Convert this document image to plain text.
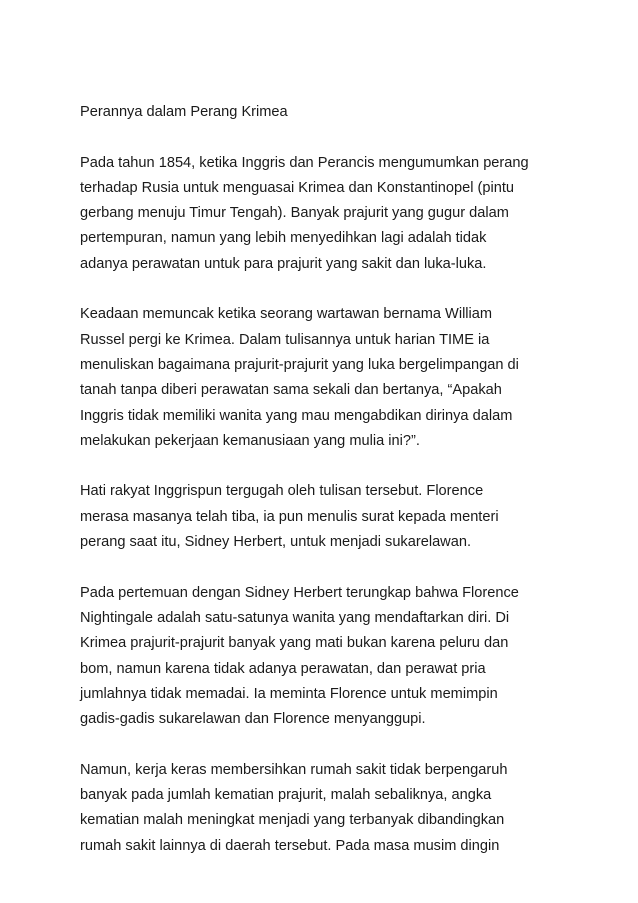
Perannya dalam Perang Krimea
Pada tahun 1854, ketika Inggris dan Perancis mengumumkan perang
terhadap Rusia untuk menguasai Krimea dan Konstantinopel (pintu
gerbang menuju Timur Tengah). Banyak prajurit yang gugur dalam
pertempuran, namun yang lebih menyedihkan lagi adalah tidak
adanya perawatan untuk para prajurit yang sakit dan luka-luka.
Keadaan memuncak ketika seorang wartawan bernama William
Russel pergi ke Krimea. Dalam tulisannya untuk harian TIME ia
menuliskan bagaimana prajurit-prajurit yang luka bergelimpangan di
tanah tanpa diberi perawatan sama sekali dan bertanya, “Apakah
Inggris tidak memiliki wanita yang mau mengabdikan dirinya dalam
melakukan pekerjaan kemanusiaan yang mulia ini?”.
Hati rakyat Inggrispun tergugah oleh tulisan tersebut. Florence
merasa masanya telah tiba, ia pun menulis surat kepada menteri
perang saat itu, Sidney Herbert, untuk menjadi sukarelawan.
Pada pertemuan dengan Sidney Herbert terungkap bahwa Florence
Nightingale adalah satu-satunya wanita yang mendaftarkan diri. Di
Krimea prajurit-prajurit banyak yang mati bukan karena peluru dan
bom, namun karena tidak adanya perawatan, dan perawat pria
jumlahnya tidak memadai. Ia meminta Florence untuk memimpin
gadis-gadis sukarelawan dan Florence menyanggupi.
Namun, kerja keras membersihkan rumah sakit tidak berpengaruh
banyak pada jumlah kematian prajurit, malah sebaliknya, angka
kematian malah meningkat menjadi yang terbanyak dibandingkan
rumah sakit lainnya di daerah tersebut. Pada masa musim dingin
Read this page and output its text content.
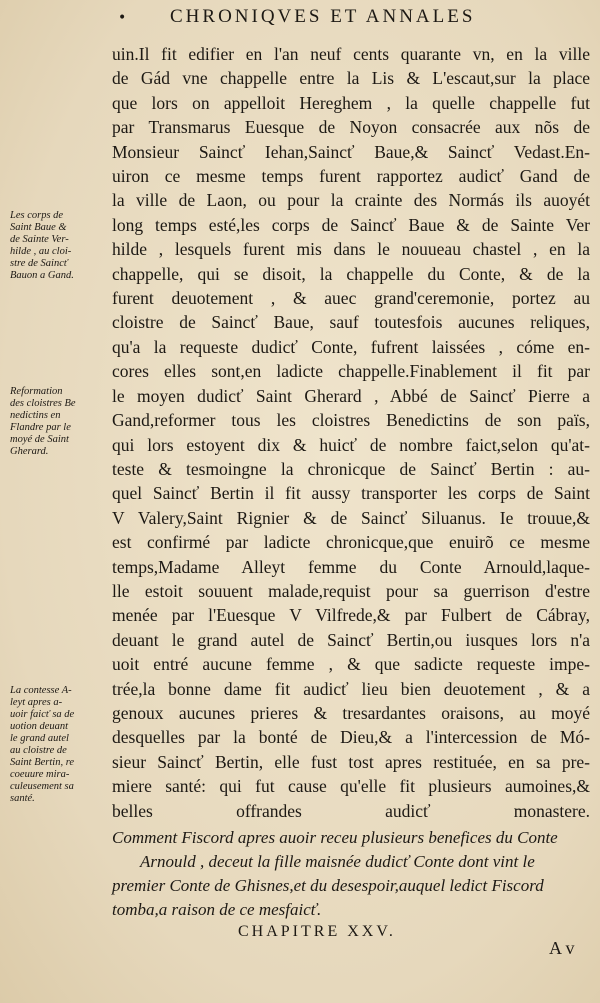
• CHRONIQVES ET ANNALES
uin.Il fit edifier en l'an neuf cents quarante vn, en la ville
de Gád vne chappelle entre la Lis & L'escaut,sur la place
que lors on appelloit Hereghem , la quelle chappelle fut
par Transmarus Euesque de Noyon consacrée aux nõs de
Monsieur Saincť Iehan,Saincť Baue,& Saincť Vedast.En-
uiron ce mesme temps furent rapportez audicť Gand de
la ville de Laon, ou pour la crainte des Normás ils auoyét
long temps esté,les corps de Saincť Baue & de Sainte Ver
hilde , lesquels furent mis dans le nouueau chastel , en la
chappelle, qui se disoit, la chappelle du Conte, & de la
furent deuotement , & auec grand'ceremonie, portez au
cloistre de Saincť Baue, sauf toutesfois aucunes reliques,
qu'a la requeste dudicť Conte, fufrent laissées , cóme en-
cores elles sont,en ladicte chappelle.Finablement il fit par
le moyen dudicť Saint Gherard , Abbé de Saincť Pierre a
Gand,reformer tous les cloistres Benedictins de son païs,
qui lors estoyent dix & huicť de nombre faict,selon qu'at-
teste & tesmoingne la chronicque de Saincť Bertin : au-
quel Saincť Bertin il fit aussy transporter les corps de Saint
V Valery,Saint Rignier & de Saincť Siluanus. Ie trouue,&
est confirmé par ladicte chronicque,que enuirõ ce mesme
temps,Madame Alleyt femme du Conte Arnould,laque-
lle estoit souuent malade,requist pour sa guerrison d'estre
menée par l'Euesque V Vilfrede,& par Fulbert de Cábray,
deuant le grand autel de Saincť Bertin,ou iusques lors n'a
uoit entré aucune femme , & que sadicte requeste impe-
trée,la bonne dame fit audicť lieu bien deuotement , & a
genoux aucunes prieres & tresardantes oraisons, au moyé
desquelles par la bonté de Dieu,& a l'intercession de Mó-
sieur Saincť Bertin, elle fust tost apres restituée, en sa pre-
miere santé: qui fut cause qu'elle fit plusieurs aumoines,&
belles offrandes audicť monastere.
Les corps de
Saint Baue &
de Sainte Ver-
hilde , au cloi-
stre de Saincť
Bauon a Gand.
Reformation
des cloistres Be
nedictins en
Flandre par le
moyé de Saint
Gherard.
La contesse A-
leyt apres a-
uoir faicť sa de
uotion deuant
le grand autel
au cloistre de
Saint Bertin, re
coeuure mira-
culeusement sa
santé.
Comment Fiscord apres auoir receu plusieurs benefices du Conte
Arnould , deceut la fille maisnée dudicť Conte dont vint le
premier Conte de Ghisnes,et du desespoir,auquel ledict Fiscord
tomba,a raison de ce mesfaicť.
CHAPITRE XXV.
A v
--*--
GIVEN TASK:
Copy out the data above exactly, except the pictures.

RESPONSE FOR THIS EXERCISE:
Convert this document image to plain text.
Perannya dalam Perang Krimea
Pada tahun 1854, ketika Inggris dan Perancis mengumumkan perang
terhadap Rusia untuk menguasai Krimea dan Konstantinopel (pintu
gerbang menuju Timur Tengah). Banyak prajurit yang gugur dalam
pertempuran, namun yang lebih menyedihkan lagi adalah tidak
adanya perawatan untuk para prajurit yang sakit dan luka-luka.
Keadaan memuncak ketika seorang wartawan bernama William
Russel pergi ke Krimea. Dalam tulisannya untuk harian TIME ia
menuliskan bagaimana prajurit-prajurit yang luka bergelimpangan di
tanah tanpa diberi perawatan sama sekali dan bertanya, “Apakah
Inggris tidak memiliki wanita yang mau mengabdikan dirinya dalam
melakukan pekerjaan kemanusiaan yang mulia ini?”.
Hati rakyat Inggrispun tergugah oleh tulisan tersebut. Florence
merasa masanya telah tiba, ia pun menulis surat kepada menteri
perang saat itu, Sidney Herbert, untuk menjadi sukarelawan.
Pada pertemuan dengan Sidney Herbert terungkap bahwa Florence
Nightingale adalah satu-satunya wanita yang mendaftarkan diri. Di
Krimea prajurit-prajurit banyak yang mati bukan karena peluru dan
bom, namun karena tidak adanya perawatan, dan perawat pria
jumlahnya tidak memadai. Ia meminta Florence untuk memimpin
gadis-gadis sukarelawan dan Florence menyanggupi.
Namun, kerja keras membersihkan rumah sakit tidak berpengaruh
banyak pada jumlah kematian prajurit, malah sebaliknya, angka
kematian malah meningkat menjadi yang terbanyak dibandingkan
rumah sakit lainnya di daerah tersebut. Pada masa musim dingin
Read this page and output its text content.
• CHRONIQVES ET ANNALES
uin.Il fit edifier en l'an neuf cents quarante vn, en la ville
de Gád vne chappelle entre la Lis & L'escaut,sur la place
que lors on appelloit Hereghem , la quelle chappelle fut
par Transmarus Euesque de Noyon consacrée aux nõs de
Monsieur Saincť Iehan,Saincť Baue,& Saincť Vedast.En-
uiron ce mesme temps furent rapportez audicť Gand de
la ville de Laon, ou pour la crainte des Normás ils auoyét
long temps esté,les corps de Saincť Baue & de Sainte Ver
hilde , lesquels furent mis dans le nouueau chastel , en la
chappelle, qui se disoit, la chappelle du Conte, & de la
furent deuotement , & auec grand'ceremonie, portez au
cloistre de Saincť Baue, sauf toutesfois aucunes reliques,
qu'a la requeste dudicť Conte, fufrent laissées , cóme en-
cores elles sont,en ladicte chappelle.Finablement il fit par
le moyen dudicť Saint Gherard , Abbé de Saincť Pierre a
Gand,reformer tous les cloistres Benedictins de son païs,
qui lors estoyent dix & huicť de nombre faict,selon qu'at-
teste & tesmoingne la chronicque de Saincť Bertin : au-
quel Saincť Bertin il fit aussy transporter les corps de Saint
V Valery,Saint Rignier & de Saincť Siluanus. Ie trouue,&
est confirmé par ladicte chronicque,que enuirõ ce mesme
temps,Madame Alleyt femme du Conte Arnould,laque-
lle estoit souuent malade,requist pour sa guerrison d'estre
menée par l'Euesque V Vilfrede,& par Fulbert de Cábray,
deuant le grand autel de Saincť Bertin,ou iusques lors n'a
uoit entré aucune femme , & que sadicte requeste impe-
trée,la bonne dame fit audicť lieu bien deuotement , & a
genoux aucunes prieres & tresardantes oraisons, au moyé
desquelles par la bonté de Dieu,& a l'intercession de Mó-
sieur Saincť Bertin, elle fust tost apres restituée, en sa pre-
miere santé: qui fut cause qu'elle fit plusieurs aumoines,&
belles offrandes audicť monastere.
Les corps de
Saint Baue &
de Sainte Ver-
hilde , au cloi-
stre de Saincť
Bauon a Gand.
Reformation
des cloistres Be
nedictins en
Flandre par le
moyé de Saint
Gherard.
La contesse A-
leyt apres a-
uoir faicť sa de
uotion deuant
le grand autel
au cloistre de
Saint Bertin, re
coeuure mira-
culeusement sa
santé.
Comment Fiscord apres auoir receu plusieurs benefices du Conte
Arnould , deceut la fille maisnée dudicť Conte dont vint le
premier Conte de Ghisnes,et du desespoir,auquel ledict Fiscord
tomba,a raison de ce mesfaicť.
CHAPITRE XXV.
A v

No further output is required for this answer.